(Stored data entries)

################

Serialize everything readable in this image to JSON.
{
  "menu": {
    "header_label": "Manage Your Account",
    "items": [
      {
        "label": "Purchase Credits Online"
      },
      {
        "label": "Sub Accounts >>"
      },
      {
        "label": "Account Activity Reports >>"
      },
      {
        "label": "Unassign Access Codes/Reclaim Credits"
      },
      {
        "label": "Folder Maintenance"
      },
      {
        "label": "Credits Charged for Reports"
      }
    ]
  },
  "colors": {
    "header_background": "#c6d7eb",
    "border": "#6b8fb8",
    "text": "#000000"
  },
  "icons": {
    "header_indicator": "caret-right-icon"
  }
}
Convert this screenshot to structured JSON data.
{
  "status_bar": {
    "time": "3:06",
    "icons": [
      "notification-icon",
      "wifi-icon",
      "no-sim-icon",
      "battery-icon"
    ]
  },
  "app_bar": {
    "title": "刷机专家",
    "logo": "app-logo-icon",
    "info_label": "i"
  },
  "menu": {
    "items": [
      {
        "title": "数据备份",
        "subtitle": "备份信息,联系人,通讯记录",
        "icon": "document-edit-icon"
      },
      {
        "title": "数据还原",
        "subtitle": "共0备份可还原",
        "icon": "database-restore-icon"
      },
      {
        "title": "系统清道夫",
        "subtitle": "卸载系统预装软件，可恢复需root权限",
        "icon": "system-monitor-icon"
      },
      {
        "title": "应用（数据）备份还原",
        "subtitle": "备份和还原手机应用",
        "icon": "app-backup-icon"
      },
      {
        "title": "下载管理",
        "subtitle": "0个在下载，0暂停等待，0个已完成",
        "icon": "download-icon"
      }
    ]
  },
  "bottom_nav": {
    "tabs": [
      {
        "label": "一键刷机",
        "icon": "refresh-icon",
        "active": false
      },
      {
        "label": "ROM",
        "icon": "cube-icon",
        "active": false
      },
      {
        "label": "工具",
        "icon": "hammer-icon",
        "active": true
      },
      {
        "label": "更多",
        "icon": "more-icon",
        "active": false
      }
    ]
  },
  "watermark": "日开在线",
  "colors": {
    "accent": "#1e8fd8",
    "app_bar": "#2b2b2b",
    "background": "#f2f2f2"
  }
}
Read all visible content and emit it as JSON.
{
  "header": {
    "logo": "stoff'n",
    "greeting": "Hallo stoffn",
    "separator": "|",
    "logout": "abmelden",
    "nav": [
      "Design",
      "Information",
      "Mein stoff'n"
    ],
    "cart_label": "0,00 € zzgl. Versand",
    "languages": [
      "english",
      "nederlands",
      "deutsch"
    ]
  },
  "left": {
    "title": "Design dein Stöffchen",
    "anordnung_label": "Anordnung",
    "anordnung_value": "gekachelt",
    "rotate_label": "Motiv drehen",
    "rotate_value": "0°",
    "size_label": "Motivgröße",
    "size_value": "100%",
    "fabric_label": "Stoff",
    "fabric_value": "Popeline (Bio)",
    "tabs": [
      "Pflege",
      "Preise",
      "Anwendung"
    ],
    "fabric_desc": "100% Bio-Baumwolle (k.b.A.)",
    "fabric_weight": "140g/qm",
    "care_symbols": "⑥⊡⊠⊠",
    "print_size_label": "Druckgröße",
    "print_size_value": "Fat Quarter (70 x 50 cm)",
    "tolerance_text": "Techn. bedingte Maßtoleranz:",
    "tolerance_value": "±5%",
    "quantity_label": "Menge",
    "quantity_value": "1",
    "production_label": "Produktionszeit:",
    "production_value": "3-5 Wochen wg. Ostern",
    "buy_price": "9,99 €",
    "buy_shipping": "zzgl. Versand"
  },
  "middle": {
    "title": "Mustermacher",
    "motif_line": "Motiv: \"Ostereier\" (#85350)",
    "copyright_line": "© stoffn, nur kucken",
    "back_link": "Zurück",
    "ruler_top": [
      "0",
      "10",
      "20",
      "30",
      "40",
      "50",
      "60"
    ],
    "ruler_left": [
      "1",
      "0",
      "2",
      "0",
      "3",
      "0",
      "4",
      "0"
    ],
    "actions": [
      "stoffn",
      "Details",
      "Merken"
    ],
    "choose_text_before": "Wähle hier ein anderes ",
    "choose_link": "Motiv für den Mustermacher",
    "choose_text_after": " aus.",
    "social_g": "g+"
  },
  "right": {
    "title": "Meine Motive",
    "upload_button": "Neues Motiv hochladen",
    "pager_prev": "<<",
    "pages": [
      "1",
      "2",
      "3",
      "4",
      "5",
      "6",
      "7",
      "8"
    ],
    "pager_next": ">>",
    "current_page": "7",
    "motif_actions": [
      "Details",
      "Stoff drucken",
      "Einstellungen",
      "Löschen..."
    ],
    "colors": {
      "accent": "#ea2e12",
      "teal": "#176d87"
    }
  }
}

################

--- Required task ---
Above are some records. Report the number of their lines that include "JSON", and add nothing else.

--- Output of the exercise ---
3